• [TASK REQUIREMENTS]:
Without the images, print all the entries below exactly as given.
>> Begin MATERIAL FOR THIS EXERCISE
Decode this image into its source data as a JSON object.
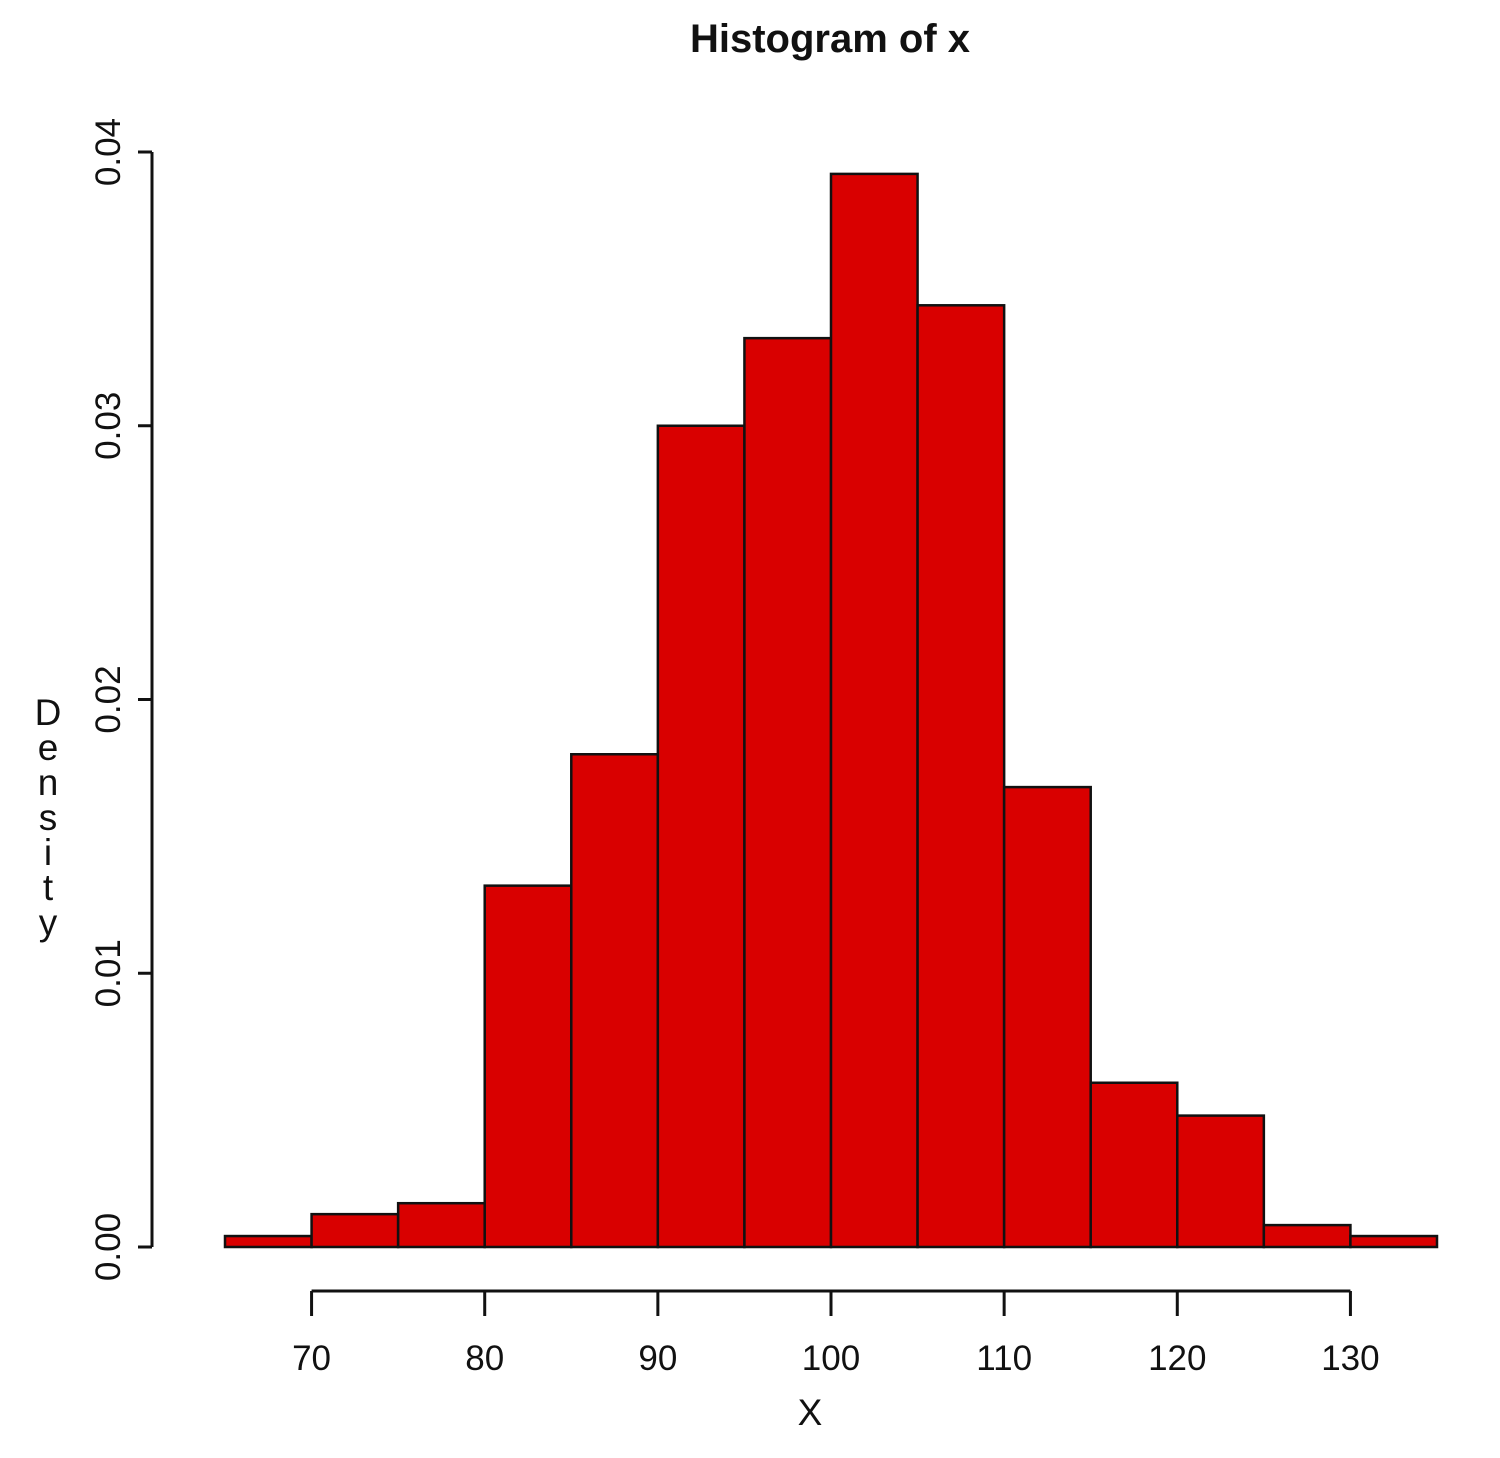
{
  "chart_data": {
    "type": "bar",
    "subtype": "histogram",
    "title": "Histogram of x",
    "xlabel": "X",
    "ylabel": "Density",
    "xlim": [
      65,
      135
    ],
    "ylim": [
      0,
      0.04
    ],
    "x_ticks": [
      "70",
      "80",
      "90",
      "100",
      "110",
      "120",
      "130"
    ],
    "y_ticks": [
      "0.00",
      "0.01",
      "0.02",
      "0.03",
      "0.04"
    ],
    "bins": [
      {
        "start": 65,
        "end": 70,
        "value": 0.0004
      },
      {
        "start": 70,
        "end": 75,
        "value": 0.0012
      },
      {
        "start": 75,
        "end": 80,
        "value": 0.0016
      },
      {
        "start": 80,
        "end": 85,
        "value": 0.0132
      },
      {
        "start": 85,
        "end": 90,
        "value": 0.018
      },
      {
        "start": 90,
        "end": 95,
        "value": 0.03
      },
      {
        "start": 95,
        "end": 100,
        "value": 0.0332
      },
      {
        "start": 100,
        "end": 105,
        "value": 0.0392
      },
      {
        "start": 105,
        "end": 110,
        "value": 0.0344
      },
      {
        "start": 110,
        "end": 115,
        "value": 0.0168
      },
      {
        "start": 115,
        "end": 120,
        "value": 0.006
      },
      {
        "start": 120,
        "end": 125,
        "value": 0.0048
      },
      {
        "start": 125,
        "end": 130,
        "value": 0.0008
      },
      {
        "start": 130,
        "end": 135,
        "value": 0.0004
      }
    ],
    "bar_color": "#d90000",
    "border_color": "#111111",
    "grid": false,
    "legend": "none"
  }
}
>> End MATERIAL FOR THIS EXERCISE
• [TASK RESULT]:
Decode this image into its source data as a JSON object.
{
  "chart_data": {
    "type": "bar",
    "subtype": "histogram",
    "title": "Histogram of x",
    "xlabel": "X",
    "ylabel": "Density",
    "xlim": [
      65,
      135
    ],
    "ylim": [
      0,
      0.04
    ],
    "x_ticks": [
      "70",
      "80",
      "90",
      "100",
      "110",
      "120",
      "130"
    ],
    "y_ticks": [
      "0.00",
      "0.01",
      "0.02",
      "0.03",
      "0.04"
    ],
    "bins": [
      {
        "start": 65,
        "end": 70,
        "value": 0.0004
      },
      {
        "start": 70,
        "end": 75,
        "value": 0.0012
      },
      {
        "start": 75,
        "end": 80,
        "value": 0.0016
      },
      {
        "start": 80,
        "end": 85,
        "value": 0.0132
      },
      {
        "start": 85,
        "end": 90,
        "value": 0.018
      },
      {
        "start": 90,
        "end": 95,
        "value": 0.03
      },
      {
        "start": 95,
        "end": 100,
        "value": 0.0332
      },
      {
        "start": 100,
        "end": 105,
        "value": 0.0392
      },
      {
        "start": 105,
        "end": 110,
        "value": 0.0344
      },
      {
        "start": 110,
        "end": 115,
        "value": 0.0168
      },
      {
        "start": 115,
        "end": 120,
        "value": 0.006
      },
      {
        "start": 120,
        "end": 125,
        "value": 0.0048
      },
      {
        "start": 125,
        "end": 130,
        "value": 0.0008
      },
      {
        "start": 130,
        "end": 135,
        "value": 0.0004
      }
    ],
    "bar_color": "#d90000",
    "border_color": "#111111",
    "grid": false,
    "legend": "none"
  }
}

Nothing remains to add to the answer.